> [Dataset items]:
** START **
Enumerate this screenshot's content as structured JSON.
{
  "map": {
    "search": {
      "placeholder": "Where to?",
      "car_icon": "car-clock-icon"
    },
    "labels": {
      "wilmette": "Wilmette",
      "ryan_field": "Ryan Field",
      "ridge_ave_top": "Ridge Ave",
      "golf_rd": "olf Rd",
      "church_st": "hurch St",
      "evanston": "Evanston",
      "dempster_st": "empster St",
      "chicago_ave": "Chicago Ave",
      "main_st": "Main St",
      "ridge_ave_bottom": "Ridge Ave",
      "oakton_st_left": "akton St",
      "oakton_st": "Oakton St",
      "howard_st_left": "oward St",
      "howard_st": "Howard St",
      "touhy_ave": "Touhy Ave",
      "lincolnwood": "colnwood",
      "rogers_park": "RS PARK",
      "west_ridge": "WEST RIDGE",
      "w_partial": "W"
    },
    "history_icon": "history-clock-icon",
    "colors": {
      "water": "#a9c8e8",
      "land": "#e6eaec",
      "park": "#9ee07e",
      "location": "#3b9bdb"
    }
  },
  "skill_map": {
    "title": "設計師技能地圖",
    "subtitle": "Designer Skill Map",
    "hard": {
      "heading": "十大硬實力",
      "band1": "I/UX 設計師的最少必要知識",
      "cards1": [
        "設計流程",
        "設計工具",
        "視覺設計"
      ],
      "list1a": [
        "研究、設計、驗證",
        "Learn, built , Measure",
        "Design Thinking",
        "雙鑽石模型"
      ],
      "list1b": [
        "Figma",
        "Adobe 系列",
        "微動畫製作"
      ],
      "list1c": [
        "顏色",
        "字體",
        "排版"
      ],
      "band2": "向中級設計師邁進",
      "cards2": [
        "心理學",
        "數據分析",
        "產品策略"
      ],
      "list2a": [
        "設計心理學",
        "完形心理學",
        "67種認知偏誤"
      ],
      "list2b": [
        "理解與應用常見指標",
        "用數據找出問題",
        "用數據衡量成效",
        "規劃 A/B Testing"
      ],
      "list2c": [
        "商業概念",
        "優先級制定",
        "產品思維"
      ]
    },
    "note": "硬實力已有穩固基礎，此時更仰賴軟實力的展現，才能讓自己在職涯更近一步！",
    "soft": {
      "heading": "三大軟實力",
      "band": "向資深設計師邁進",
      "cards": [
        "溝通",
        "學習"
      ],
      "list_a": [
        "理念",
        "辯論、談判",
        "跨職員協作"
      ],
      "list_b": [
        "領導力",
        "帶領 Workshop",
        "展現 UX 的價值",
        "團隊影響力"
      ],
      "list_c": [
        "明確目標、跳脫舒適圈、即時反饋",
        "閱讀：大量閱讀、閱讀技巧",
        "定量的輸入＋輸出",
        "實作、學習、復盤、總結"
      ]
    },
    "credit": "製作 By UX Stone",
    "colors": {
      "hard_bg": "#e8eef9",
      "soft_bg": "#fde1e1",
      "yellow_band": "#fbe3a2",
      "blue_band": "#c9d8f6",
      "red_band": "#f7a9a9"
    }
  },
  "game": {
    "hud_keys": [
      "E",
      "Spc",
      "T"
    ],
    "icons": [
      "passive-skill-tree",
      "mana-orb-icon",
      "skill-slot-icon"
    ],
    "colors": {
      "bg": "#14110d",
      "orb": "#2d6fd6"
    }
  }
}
** END **
> [Task to carry out]: Return the whole listing exactly, with every line included.

> [Output for this task]:
Enumerate this screenshot's content as structured JSON.
{
  "map": {
    "search": {
      "placeholder": "Where to?",
      "car_icon": "car-clock-icon"
    },
    "labels": {
      "wilmette": "Wilmette",
      "ryan_field": "Ryan Field",
      "ridge_ave_top": "Ridge Ave",
      "golf_rd": "olf Rd",
      "church_st": "hurch St",
      "evanston": "Evanston",
      "dempster_st": "empster St",
      "chicago_ave": "Chicago Ave",
      "main_st": "Main St",
      "ridge_ave_bottom": "Ridge Ave",
      "oakton_st_left": "akton St",
      "oakton_st": "Oakton St",
      "howard_st_left": "oward St",
      "howard_st": "Howard St",
      "touhy_ave": "Touhy Ave",
      "lincolnwood": "colnwood",
      "rogers_park": "RS PARK",
      "west_ridge": "WEST RIDGE",
      "w_partial": "W"
    },
    "history_icon": "history-clock-icon",
    "colors": {
      "water": "#a9c8e8",
      "land": "#e6eaec",
      "park": "#9ee07e",
      "location": "#3b9bdb"
    }
  },
  "skill_map": {
    "title": "設計師技能地圖",
    "subtitle": "Designer Skill Map",
    "hard": {
      "heading": "十大硬實力",
      "band1": "I/UX 設計師的最少必要知識",
      "cards1": [
        "設計流程",
        "設計工具",
        "視覺設計"
      ],
      "list1a": [
        "研究、設計、驗證",
        "Learn, built , Measure",
        "Design Thinking",
        "雙鑽石模型"
      ],
      "list1b": [
        "Figma",
        "Adobe 系列",
        "微動畫製作"
      ],
      "list1c": [
        "顏色",
        "字體",
        "排版"
      ],
      "band2": "向中級設計師邁進",
      "cards2": [
        "心理學",
        "數據分析",
        "產品策略"
      ],
      "list2a": [
        "設計心理學",
        "完形心理學",
        "67種認知偏誤"
      ],
      "list2b": [
        "理解與應用常見指標",
        "用數據找出問題",
        "用數據衡量成效",
        "規劃 A/B Testing"
      ],
      "list2c": [
        "商業概念",
        "優先級制定",
        "產品思維"
      ]
    },
    "note": "硬實力已有穩固基礎，此時更仰賴軟實力的展現，才能讓自己在職涯更近一步！",
    "soft": {
      "heading": "三大軟實力",
      "band": "向資深設計師邁進",
      "cards": [
        "溝通",
        "學習"
      ],
      "list_a": [
        "理念",
        "辯論、談判",
        "跨職員協作"
      ],
      "list_b": [
        "領導力",
        "帶領 Workshop",
        "展現 UX 的價值",
        "團隊影響力"
      ],
      "list_c": [
        "明確目標、跳脫舒適圈、即時反饋",
        "閱讀：大量閱讀、閱讀技巧",
        "定量的輸入＋輸出",
        "實作、學習、復盤、總結"
      ]
    },
    "credit": "製作 By UX Stone",
    "colors": {
      "hard_bg": "#e8eef9",
      "soft_bg": "#fde1e1",
      "yellow_band": "#fbe3a2",
      "blue_band": "#c9d8f6",
      "red_band": "#f7a9a9"
    }
  },
  "game": {
    "hud_keys": [
      "E",
      "Spc",
      "T"
    ],
    "icons": [
      "passive-skill-tree",
      "mana-orb-icon",
      "skill-slot-icon"
    ],
    "colors": {
      "bg": "#14110d",
      "orb": "#2d6fd6"
    }
  }
}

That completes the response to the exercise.